__LISTING__
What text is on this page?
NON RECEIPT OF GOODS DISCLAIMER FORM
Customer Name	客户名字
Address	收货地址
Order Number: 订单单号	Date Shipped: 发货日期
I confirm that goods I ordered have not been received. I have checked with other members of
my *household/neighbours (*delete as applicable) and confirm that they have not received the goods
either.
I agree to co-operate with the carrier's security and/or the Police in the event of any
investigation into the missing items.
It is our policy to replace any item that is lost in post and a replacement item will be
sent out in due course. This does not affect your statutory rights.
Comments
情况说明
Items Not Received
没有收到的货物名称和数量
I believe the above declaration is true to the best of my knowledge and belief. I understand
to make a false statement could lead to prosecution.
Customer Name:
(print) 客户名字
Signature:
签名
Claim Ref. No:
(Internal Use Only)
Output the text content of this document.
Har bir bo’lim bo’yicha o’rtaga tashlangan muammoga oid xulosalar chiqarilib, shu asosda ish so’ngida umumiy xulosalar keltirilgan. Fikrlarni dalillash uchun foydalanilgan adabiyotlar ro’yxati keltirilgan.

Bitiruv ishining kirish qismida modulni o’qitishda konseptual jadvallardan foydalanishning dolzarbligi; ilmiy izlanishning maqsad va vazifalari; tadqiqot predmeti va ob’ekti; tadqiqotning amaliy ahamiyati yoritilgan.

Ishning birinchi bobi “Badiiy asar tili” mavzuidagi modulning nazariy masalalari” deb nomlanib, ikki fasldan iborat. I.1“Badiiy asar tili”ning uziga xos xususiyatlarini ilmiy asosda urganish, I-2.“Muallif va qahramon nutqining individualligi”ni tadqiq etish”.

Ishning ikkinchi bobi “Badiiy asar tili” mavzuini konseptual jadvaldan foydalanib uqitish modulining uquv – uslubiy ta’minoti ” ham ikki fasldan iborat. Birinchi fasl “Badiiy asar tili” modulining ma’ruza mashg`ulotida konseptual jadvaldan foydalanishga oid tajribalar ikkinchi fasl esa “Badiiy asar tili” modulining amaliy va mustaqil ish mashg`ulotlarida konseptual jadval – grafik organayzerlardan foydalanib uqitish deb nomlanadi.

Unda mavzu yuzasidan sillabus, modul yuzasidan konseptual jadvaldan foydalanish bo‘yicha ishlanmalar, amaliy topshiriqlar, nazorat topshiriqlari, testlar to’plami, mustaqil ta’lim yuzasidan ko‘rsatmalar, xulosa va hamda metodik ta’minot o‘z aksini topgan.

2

__WORK REQUIRED__
From the first line to the last, retype the data exactly.

__SOLUTION__
What text is on this page?
NON RECEIPT OF GOODS DISCLAIMER FORM
Customer Name	客户名字
Address	收货地址
Order Number: 订单单号	Date Shipped: 发货日期
I confirm that goods I ordered have not been received. I have checked with other members of
my *household/neighbours (*delete as applicable) and confirm that they have not received the goods
either.
I agree to co-operate with the carrier's security and/or the Police in the event of any
investigation into the missing items.
It is our policy to replace any item that is lost in post and a replacement item will be
sent out in due course. This does not affect your statutory rights.
Comments
情况说明
Items Not Received
没有收到的货物名称和数量
I believe the above declaration is true to the best of my knowledge and belief. I understand
to make a false statement could lead to prosecution.
Customer Name:
(print) 客户名字
Signature:
签名
Claim Ref. No:
(Internal Use Only)
Output the text content of this document.
Har bir bo’lim bo’yicha o’rtaga tashlangan muammoga oid xulosalar chiqarilib, shu asosda ish so’ngida umumiy xulosalar keltirilgan. Fikrlarni dalillash uchun foydalanilgan adabiyotlar ro’yxati keltirilgan.

Bitiruv ishining kirish qismida modulni o’qitishda konseptual jadvallardan foydalanishning dolzarbligi; ilmiy izlanishning maqsad va vazifalari; tadqiqot predmeti va ob’ekti; tadqiqotning amaliy ahamiyati yoritilgan.

Ishning birinchi bobi “Badiiy asar tili” mavzuidagi modulning nazariy masalalari” deb nomlanib, ikki fasldan iborat. I.1“Badiiy asar tili”ning uziga xos xususiyatlarini ilmiy asosda urganish, I-2.“Muallif va qahramon nutqining individualligi”ni tadqiq etish”.

Ishning ikkinchi bobi “Badiiy asar tili” mavzuini konseptual jadvaldan foydalanib uqitish modulining uquv – uslubiy ta’minoti ” ham ikki fasldan iborat. Birinchi fasl “Badiiy asar tili” modulining ma’ruza mashg`ulotida konseptual jadvaldan foydalanishga oid tajribalar ikkinchi fasl esa “Badiiy asar tili” modulining amaliy va mustaqil ish mashg`ulotlarida konseptual jadval – grafik organayzerlardan foydalanib uqitish deb nomlanadi.

Unda mavzu yuzasidan sillabus, modul yuzasidan konseptual jadvaldan foydalanish bo‘yicha ishlanmalar, amaliy topshiriqlar, nazorat topshiriqlari, testlar to’plami, mustaqil ta’lim yuzasidan ko‘rsatmalar, xulosa va hamda metodik ta’minot o‘z aksini topgan.

2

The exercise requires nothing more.